▸ Given request: Go through the material below and report how many lines contain "和ATP". Give only the number.

>> begin

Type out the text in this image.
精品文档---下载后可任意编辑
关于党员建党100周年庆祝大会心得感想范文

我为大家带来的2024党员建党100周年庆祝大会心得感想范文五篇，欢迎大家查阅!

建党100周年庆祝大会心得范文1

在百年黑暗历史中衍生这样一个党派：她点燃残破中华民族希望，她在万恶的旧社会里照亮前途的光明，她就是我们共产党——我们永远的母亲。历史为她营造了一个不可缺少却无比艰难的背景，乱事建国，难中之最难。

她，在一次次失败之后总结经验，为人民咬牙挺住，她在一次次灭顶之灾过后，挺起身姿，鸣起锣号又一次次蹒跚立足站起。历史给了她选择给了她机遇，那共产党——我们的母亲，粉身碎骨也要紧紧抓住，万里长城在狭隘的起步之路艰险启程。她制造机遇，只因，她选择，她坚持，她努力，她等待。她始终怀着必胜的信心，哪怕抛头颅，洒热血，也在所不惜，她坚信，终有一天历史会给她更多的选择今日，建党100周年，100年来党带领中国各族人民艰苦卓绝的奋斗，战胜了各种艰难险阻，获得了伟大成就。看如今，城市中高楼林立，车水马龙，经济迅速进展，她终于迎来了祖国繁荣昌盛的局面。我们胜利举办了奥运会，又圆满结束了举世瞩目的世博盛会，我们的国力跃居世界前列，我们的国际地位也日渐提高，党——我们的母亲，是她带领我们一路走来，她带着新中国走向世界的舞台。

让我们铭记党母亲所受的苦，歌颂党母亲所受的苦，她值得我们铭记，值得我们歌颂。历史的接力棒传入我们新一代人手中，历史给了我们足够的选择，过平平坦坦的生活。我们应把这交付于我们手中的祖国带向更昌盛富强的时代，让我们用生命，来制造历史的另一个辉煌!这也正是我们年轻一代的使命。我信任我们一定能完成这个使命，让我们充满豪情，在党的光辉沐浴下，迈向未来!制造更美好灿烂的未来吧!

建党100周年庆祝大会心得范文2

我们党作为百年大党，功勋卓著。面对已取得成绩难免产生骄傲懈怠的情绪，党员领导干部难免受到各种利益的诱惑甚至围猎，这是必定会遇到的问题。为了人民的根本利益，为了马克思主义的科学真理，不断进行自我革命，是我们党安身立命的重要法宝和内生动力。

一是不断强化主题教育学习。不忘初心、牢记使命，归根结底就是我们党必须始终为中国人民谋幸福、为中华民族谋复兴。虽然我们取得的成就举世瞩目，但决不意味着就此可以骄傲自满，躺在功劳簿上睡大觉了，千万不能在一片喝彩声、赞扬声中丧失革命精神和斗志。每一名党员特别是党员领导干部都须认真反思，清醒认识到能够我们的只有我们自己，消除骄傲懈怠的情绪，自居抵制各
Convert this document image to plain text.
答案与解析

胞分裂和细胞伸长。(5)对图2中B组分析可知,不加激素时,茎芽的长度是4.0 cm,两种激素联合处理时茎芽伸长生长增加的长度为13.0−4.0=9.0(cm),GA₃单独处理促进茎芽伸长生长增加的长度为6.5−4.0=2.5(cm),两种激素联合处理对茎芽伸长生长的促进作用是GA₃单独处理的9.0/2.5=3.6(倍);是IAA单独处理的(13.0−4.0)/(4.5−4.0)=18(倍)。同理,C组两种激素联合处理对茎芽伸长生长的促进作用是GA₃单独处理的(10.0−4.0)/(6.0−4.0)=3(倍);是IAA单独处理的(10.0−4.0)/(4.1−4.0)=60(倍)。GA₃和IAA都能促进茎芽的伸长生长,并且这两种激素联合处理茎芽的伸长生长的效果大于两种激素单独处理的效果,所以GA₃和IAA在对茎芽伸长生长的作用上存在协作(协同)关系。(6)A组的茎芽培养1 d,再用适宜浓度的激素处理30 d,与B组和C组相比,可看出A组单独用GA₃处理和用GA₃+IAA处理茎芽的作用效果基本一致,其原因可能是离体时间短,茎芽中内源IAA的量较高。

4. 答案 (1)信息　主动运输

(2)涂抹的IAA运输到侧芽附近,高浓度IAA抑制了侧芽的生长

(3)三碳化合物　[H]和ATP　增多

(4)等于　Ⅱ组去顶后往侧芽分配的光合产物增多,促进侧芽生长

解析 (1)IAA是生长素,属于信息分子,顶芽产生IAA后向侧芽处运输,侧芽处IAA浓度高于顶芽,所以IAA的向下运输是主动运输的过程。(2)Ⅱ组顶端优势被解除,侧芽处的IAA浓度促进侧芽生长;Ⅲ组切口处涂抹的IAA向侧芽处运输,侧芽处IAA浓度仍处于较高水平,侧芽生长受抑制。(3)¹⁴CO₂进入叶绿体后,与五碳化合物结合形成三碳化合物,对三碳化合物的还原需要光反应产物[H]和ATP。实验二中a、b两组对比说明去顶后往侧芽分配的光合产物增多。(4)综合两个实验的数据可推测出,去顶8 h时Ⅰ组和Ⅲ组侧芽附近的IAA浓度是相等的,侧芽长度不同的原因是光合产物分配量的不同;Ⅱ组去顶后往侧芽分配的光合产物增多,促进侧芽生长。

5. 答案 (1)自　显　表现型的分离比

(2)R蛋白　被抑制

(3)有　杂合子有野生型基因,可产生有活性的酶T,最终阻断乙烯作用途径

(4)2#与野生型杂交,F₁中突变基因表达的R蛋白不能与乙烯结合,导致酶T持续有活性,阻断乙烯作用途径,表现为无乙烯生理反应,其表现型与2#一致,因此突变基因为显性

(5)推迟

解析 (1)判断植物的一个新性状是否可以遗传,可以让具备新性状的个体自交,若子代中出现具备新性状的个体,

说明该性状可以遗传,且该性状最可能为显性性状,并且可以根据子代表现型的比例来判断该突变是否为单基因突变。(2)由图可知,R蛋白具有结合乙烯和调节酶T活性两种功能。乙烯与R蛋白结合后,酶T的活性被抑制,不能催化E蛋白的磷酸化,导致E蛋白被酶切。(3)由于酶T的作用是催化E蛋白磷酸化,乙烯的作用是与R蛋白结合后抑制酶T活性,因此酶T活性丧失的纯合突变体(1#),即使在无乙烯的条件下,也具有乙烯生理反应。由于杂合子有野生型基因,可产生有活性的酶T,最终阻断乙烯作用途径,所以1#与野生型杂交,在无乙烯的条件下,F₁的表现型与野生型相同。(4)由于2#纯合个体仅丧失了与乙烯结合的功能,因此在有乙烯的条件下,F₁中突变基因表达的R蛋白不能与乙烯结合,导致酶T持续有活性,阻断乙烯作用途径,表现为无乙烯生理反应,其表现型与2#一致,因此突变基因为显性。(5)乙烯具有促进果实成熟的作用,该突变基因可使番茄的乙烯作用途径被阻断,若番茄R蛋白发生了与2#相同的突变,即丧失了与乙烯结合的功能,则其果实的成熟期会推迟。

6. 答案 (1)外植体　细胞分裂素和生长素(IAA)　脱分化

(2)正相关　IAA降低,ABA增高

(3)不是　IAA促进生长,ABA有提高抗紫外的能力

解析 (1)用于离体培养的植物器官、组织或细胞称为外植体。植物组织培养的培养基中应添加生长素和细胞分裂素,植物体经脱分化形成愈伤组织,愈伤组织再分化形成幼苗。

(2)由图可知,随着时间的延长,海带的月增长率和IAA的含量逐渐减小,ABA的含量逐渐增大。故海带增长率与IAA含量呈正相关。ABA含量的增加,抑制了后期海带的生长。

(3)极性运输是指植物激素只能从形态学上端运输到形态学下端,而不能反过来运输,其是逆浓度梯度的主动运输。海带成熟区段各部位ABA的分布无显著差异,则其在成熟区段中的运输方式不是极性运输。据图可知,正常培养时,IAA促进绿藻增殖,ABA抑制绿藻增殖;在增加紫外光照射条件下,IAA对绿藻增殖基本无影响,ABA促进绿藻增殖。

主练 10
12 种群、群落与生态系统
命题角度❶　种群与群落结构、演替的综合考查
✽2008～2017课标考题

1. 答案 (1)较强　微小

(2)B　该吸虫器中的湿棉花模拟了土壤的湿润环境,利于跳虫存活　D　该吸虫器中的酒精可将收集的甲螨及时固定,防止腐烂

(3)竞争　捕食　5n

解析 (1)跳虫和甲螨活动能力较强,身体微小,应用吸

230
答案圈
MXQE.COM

>> end

▸ Answer for the task: 2